Please transcribe the listing below in full and word for word, without its pictures.

○ ○ ○

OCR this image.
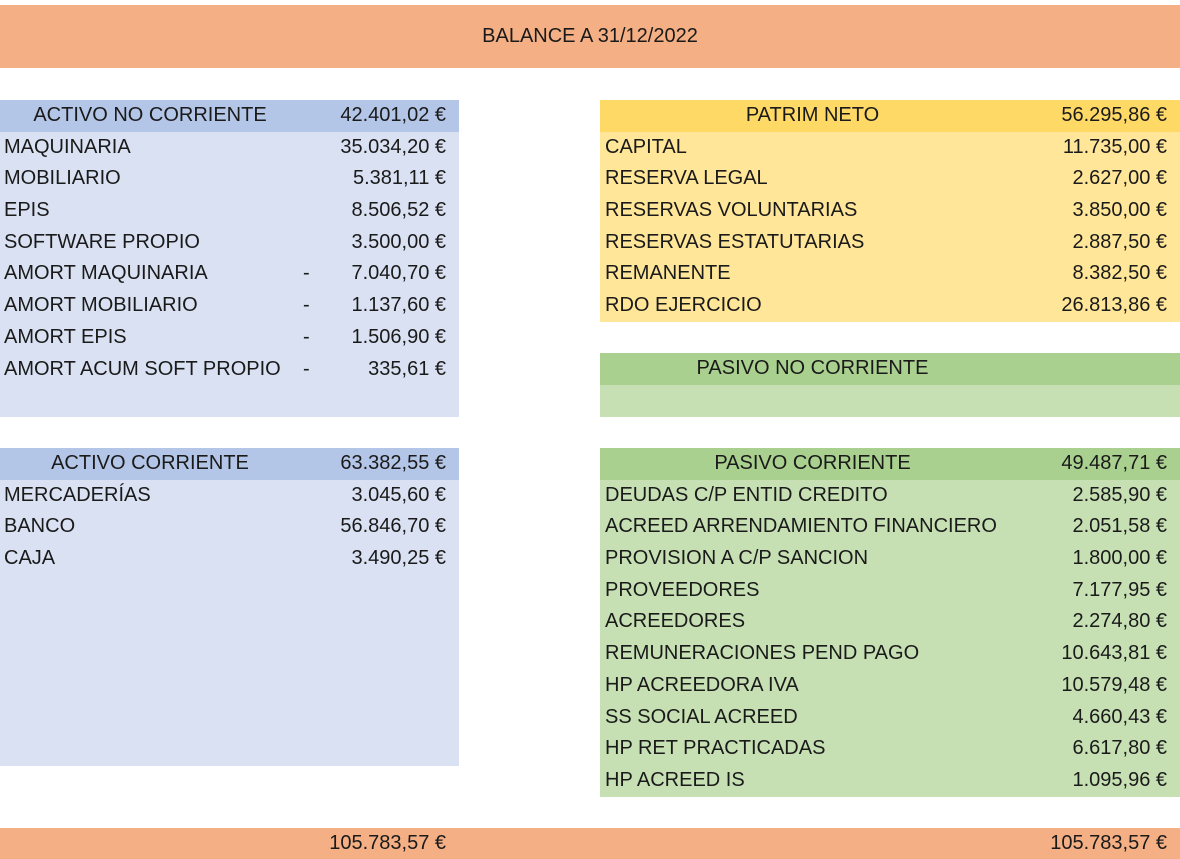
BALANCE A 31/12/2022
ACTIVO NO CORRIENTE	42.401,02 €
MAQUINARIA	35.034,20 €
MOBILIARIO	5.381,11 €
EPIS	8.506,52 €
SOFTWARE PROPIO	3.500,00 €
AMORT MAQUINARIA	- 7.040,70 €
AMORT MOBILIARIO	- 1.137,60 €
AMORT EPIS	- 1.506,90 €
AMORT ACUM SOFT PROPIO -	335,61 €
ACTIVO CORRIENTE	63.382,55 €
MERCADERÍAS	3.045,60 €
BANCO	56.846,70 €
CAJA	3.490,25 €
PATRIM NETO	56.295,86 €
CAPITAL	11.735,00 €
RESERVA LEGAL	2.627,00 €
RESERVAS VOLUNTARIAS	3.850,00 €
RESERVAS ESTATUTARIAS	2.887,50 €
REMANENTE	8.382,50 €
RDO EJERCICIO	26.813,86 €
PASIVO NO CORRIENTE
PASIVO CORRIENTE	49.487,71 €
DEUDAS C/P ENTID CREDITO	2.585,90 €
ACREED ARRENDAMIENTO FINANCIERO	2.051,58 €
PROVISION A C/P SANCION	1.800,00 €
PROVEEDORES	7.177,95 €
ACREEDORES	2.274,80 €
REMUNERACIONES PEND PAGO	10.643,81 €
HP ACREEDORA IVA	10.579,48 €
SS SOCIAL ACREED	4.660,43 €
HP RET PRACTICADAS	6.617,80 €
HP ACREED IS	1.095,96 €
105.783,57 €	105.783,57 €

○ ○ ○

Full solution:
OCR this image.
BALANCE A 31/12/2022
ACTIVO NO CORRIENTE	42.401,02 €
MAQUINARIA	35.034,20 €
MOBILIARIO	5.381,11 €
EPIS	8.506,52 €
SOFTWARE PROPIO	3.500,00 €
AMORT MAQUINARIA	- 7.040,70 €
AMORT MOBILIARIO	- 1.137,60 €
AMORT EPIS	- 1.506,90 €
AMORT ACUM SOFT PROPIO -	335,61 €
ACTIVO CORRIENTE	63.382,55 €
MERCADERÍAS	3.045,60 €
BANCO	56.846,70 €
CAJA	3.490,25 €
PATRIM NETO	56.295,86 €
CAPITAL	11.735,00 €
RESERVA LEGAL	2.627,00 €
RESERVAS VOLUNTARIAS	3.850,00 €
RESERVAS ESTATUTARIAS	2.887,50 €
REMANENTE	8.382,50 €
RDO EJERCICIO	26.813,86 €
PASIVO NO CORRIENTE
PASIVO CORRIENTE	49.487,71 €
DEUDAS C/P ENTID CREDITO	2.585,90 €
ACREED ARRENDAMIENTO FINANCIERO	2.051,58 €
PROVISION A C/P SANCION	1.800,00 €
PROVEEDORES	7.177,95 €
ACREEDORES	2.274,80 €
REMUNERACIONES PEND PAGO	10.643,81 €
HP ACREEDORA IVA	10.579,48 €
SS SOCIAL ACREED	4.660,43 €
HP RET PRACTICADAS	6.617,80 €
HP ACREED IS	1.095,96 €
105.783,57 €	105.783,57 €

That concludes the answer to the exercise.